═══ Records supplied ═══

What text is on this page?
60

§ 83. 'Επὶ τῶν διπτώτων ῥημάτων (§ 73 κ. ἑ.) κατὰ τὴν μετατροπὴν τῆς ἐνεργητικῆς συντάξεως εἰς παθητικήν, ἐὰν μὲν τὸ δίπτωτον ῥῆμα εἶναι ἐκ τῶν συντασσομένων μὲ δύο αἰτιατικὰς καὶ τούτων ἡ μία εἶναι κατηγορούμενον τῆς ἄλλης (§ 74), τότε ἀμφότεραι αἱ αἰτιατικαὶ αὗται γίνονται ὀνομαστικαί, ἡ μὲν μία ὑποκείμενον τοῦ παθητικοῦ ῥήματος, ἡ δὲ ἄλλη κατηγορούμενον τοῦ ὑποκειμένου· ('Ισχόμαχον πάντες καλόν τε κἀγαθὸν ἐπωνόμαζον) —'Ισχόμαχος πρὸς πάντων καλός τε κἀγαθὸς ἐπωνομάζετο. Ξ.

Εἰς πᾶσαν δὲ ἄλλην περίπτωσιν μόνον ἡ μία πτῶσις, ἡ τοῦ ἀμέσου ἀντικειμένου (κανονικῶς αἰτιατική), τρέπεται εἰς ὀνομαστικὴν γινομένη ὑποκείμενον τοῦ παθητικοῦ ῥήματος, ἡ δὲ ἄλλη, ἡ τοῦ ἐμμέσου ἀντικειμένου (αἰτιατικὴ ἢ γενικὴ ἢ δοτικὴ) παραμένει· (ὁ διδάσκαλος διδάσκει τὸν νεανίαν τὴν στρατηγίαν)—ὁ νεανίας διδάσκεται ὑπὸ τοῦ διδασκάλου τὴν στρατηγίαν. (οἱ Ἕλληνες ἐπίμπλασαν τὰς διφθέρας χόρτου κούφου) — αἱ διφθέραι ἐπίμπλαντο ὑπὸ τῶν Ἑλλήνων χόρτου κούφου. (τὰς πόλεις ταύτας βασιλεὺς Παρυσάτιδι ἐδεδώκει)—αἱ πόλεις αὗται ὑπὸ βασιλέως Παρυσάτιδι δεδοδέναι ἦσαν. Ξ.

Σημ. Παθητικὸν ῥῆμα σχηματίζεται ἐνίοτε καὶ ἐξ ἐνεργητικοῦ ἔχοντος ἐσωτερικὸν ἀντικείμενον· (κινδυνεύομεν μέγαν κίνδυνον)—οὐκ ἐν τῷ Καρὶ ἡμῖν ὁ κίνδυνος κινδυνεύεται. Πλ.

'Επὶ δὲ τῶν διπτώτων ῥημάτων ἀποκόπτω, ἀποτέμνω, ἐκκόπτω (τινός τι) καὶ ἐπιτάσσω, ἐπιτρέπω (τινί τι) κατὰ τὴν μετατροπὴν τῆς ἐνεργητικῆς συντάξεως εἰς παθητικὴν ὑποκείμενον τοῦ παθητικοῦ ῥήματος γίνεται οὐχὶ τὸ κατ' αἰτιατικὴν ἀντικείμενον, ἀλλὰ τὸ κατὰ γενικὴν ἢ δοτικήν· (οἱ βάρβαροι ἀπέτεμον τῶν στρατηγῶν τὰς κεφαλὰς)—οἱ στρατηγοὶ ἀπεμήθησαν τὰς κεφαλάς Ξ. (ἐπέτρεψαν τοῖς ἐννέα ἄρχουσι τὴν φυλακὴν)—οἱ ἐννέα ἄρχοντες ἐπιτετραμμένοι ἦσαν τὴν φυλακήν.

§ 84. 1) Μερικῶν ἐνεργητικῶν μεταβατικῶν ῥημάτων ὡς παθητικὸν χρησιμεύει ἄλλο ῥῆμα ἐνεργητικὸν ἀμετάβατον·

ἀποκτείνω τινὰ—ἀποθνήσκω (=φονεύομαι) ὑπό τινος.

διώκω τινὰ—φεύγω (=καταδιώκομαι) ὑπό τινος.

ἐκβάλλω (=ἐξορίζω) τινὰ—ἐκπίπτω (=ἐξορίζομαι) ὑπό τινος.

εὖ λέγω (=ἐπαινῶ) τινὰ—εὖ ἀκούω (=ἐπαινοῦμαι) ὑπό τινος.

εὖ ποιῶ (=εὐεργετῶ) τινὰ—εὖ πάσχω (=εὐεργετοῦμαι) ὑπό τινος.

═══

§ **What to produce**
Using the exact wording, write out all of the records.

§ **Problem solution**
What text is on this page?
60

§ 83. 'Επὶ τῶν διπτώτων ῥημάτων (§ 73 κ. ἑ.) κατὰ τὴν μετατροπὴν τῆς ἐνεργητικῆς συντάξεως εἰς παθητικήν, ἐὰν μὲν τὸ δίπτωτον ῥῆμα εἶναι ἐκ τῶν συντασσομένων μὲ δύο αἰτιατικὰς καὶ τούτων ἡ μία εἶναι κατηγορούμενον τῆς ἄλλης (§ 74), τότε ἀμφότεραι αἱ αἰτιατικαὶ αὗται γίνονται ὀνομαστικαί, ἡ μὲν μία ὑποκείμενον τοῦ παθητικοῦ ῥήματος, ἡ δὲ ἄλλη κατηγορούμενον τοῦ ὑποκειμένου· ('Ισχόμαχον πάντες καλόν τε κἀγαθὸν ἐπωνόμαζον) —'Ισχόμαχος πρὸς πάντων καλός τε κἀγαθὸς ἐπωνομάζετο. Ξ.

Εἰς πᾶσαν δὲ ἄλλην περίπτωσιν μόνον ἡ μία πτῶσις, ἡ τοῦ ἀμέσου ἀντικειμένου (κανονικῶς αἰτιατική), τρέπεται εἰς ὀνομαστικὴν γινομένη ὑποκείμενον τοῦ παθητικοῦ ῥήματος, ἡ δὲ ἄλλη, ἡ τοῦ ἐμμέσου ἀντικειμένου (αἰτιατικὴ ἢ γενικὴ ἢ δοτικὴ) παραμένει· (ὁ διδάσκαλος διδάσκει τὸν νεανίαν τὴν στρατηγίαν)—ὁ νεανίας διδάσκεται ὑπὸ τοῦ διδασκάλου τὴν στρατηγίαν. (οἱ Ἕλληνες ἐπίμπλασαν τὰς διφθέρας χόρτου κούφου) — αἱ διφθέραι ἐπίμπλαντο ὑπὸ τῶν Ἑλλήνων χόρτου κούφου. (τὰς πόλεις ταύτας βασιλεὺς Παρυσάτιδι ἐδεδώκει)—αἱ πόλεις αὗται ὑπὸ βασιλέως Παρυσάτιδι δεδοδέναι ἦσαν. Ξ.

Σημ. Παθητικὸν ῥῆμα σχηματίζεται ἐνίοτε καὶ ἐξ ἐνεργητικοῦ ἔχοντος ἐσωτερικὸν ἀντικείμενον· (κινδυνεύομεν μέγαν κίνδυνον)—οὐκ ἐν τῷ Καρὶ ἡμῖν ὁ κίνδυνος κινδυνεύεται. Πλ.

'Επὶ δὲ τῶν διπτώτων ῥημάτων ἀποκόπτω, ἀποτέμνω, ἐκκόπτω (τινός τι) καὶ ἐπιτάσσω, ἐπιτρέπω (τινί τι) κατὰ τὴν μετατροπὴν τῆς ἐνεργητικῆς συντάξεως εἰς παθητικὴν ὑποκείμενον τοῦ παθητικοῦ ῥήματος γίνεται οὐχὶ τὸ κατ' αἰτιατικὴν ἀντικείμενον, ἀλλὰ τὸ κατὰ γενικὴν ἢ δοτικήν· (οἱ βάρβαροι ἀπέτεμον τῶν στρατηγῶν τὰς κεφαλὰς)—οἱ στρατηγοὶ ἀπεμήθησαν τὰς κεφαλάς Ξ. (ἐπέτρεψαν τοῖς ἐννέα ἄρχουσι τὴν φυλακὴν)—οἱ ἐννέα ἄρχοντες ἐπιτετραμμένοι ἦσαν τὴν φυλακήν.

§ 84. 1) Μερικῶν ἐνεργητικῶν μεταβατικῶν ῥημάτων ὡς παθητικὸν χρησιμεύει ἄλλο ῥῆμα ἐνεργητικὸν ἀμετάβατον·

ἀποκτείνω τινὰ—ἀποθνήσκω (=φονεύομαι) ὑπό τινος.

διώκω τινὰ—φεύγω (=καταδιώκομαι) ὑπό τινος.

ἐκβάλλω (=ἐξορίζω) τινὰ—ἐκπίπτω (=ἐξορίζομαι) ὑπό τινος.

εὖ λέγω (=ἐπαινῶ) τινὰ—εὖ ἀκούω (=ἐπαινοῦμαι) ὑπό τινος.

εὖ ποιῶ (=εὐεργετῶ) τινὰ—εὖ πάσχω (=εὐεργετοῦμαι) ὑπό τινος.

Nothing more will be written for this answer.